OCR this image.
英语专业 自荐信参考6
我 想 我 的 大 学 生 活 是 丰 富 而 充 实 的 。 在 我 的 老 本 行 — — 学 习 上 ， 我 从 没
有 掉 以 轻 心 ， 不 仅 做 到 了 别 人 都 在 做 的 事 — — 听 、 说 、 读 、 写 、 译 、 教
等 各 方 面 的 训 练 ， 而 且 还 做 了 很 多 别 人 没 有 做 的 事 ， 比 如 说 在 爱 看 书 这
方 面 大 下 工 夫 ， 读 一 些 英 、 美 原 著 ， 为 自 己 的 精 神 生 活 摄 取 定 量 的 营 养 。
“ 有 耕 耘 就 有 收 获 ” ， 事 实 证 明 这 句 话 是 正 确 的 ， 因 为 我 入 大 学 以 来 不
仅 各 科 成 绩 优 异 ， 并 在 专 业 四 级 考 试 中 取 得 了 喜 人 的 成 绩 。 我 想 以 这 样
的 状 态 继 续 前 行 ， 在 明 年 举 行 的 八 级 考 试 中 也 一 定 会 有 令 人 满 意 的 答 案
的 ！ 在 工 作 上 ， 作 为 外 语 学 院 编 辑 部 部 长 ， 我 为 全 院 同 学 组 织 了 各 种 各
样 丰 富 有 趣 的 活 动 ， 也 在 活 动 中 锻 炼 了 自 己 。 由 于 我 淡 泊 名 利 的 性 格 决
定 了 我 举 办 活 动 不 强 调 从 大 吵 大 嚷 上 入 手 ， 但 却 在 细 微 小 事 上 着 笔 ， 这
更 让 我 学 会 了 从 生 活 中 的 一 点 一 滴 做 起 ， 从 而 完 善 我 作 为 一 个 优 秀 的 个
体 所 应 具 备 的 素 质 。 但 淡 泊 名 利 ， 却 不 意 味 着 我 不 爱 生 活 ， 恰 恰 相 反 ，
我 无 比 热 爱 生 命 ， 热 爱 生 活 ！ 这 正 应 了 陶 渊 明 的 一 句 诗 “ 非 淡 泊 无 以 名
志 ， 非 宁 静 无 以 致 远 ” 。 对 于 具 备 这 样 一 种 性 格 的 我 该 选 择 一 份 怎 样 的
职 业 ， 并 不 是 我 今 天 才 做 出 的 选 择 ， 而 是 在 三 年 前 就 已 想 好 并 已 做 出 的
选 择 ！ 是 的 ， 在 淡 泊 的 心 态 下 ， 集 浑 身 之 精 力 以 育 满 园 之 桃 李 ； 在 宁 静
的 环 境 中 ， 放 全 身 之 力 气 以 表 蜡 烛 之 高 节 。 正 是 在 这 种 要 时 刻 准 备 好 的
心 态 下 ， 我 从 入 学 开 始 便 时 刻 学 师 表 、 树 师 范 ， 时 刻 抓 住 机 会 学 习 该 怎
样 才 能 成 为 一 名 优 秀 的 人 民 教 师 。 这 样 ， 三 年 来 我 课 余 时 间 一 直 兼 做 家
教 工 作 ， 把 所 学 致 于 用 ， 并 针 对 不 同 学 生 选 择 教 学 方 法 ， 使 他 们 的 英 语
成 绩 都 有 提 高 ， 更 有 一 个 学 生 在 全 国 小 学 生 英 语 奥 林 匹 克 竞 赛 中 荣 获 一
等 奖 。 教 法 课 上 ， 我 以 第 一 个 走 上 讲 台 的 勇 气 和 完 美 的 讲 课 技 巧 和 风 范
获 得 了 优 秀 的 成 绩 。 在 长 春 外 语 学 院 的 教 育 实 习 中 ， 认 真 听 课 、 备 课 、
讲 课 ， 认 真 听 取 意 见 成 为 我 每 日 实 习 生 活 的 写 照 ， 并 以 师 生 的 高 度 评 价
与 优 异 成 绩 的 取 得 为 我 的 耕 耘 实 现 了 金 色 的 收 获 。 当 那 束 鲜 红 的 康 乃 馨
**********
SET PROBLEM:
Write out every entry exactly as given.

WRITTEN SOLUTION:
OCR this image.
英语专业 自荐信参考6
我 想 我 的 大 学 生 活 是 丰 富 而 充 实 的 。 在 我 的 老 本 行 — — 学 习 上 ， 我 从 没
有 掉 以 轻 心 ， 不 仅 做 到 了 别 人 都 在 做 的 事 — — 听 、 说 、 读 、 写 、 译 、 教
等 各 方 面 的 训 练 ， 而 且 还 做 了 很 多 别 人 没 有 做 的 事 ， 比 如 说 在 爱 看 书 这
方 面 大 下 工 夫 ， 读 一 些 英 、 美 原 著 ， 为 自 己 的 精 神 生 活 摄 取 定 量 的 营 养 。
“ 有 耕 耘 就 有 收 获 ” ， 事 实 证 明 这 句 话 是 正 确 的 ， 因 为 我 入 大 学 以 来 不
仅 各 科 成 绩 优 异 ， 并 在 专 业 四 级 考 试 中 取 得 了 喜 人 的 成 绩 。 我 想 以 这 样
的 状 态 继 续 前 行 ， 在 明 年 举 行 的 八 级 考 试 中 也 一 定 会 有 令 人 满 意 的 答 案
的 ！ 在 工 作 上 ， 作 为 外 语 学 院 编 辑 部 部 长 ， 我 为 全 院 同 学 组 织 了 各 种 各
样 丰 富 有 趣 的 活 动 ， 也 在 活 动 中 锻 炼 了 自 己 。 由 于 我 淡 泊 名 利 的 性 格 决
定 了 我 举 办 活 动 不 强 调 从 大 吵 大 嚷 上 入 手 ， 但 却 在 细 微 小 事 上 着 笔 ， 这
更 让 我 学 会 了 从 生 活 中 的 一 点 一 滴 做 起 ， 从 而 完 善 我 作 为 一 个 优 秀 的 个
体 所 应 具 备 的 素 质 。 但 淡 泊 名 利 ， 却 不 意 味 着 我 不 爱 生 活 ， 恰 恰 相 反 ，
我 无 比 热 爱 生 命 ， 热 爱 生 活 ！ 这 正 应 了 陶 渊 明 的 一 句 诗 “ 非 淡 泊 无 以 名
志 ， 非 宁 静 无 以 致 远 ” 。 对 于 具 备 这 样 一 种 性 格 的 我 该 选 择 一 份 怎 样 的
职 业 ， 并 不 是 我 今 天 才 做 出 的 选 择 ， 而 是 在 三 年 前 就 已 想 好 并 已 做 出 的
选 择 ！ 是 的 ， 在 淡 泊 的 心 态 下 ， 集 浑 身 之 精 力 以 育 满 园 之 桃 李 ； 在 宁 静
的 环 境 中 ， 放 全 身 之 力 气 以 表 蜡 烛 之 高 节 。 正 是 在 这 种 要 时 刻 准 备 好 的
心 态 下 ， 我 从 入 学 开 始 便 时 刻 学 师 表 、 树 师 范 ， 时 刻 抓 住 机 会 学 习 该 怎
样 才 能 成 为 一 名 优 秀 的 人 民 教 师 。 这 样 ， 三 年 来 我 课 余 时 间 一 直 兼 做 家
教 工 作 ， 把 所 学 致 于 用 ， 并 针 对 不 同 学 生 选 择 教 学 方 法 ， 使 他 们 的 英 语
成 绩 都 有 提 高 ， 更 有 一 个 学 生 在 全 国 小 学 生 英 语 奥 林 匹 克 竞 赛 中 荣 获 一
等 奖 。 教 法 课 上 ， 我 以 第 一 个 走 上 讲 台 的 勇 气 和 完 美 的 讲 课 技 巧 和 风 范
获 得 了 优 秀 的 成 绩 。 在 长 春 外 语 学 院 的 教 育 实 习 中 ， 认 真 听 课 、 备 课 、
讲 课 ， 认 真 听 取 意 见 成 为 我 每 日 实 习 生 活 的 写 照 ， 并 以 师 生 的 高 度 评 价
与 优 异 成 绩 的 取 得 为 我 的 耕 耘 实 现 了 金 色 的 收 获 。 当 那 束 鲜 红 的 康 乃 馨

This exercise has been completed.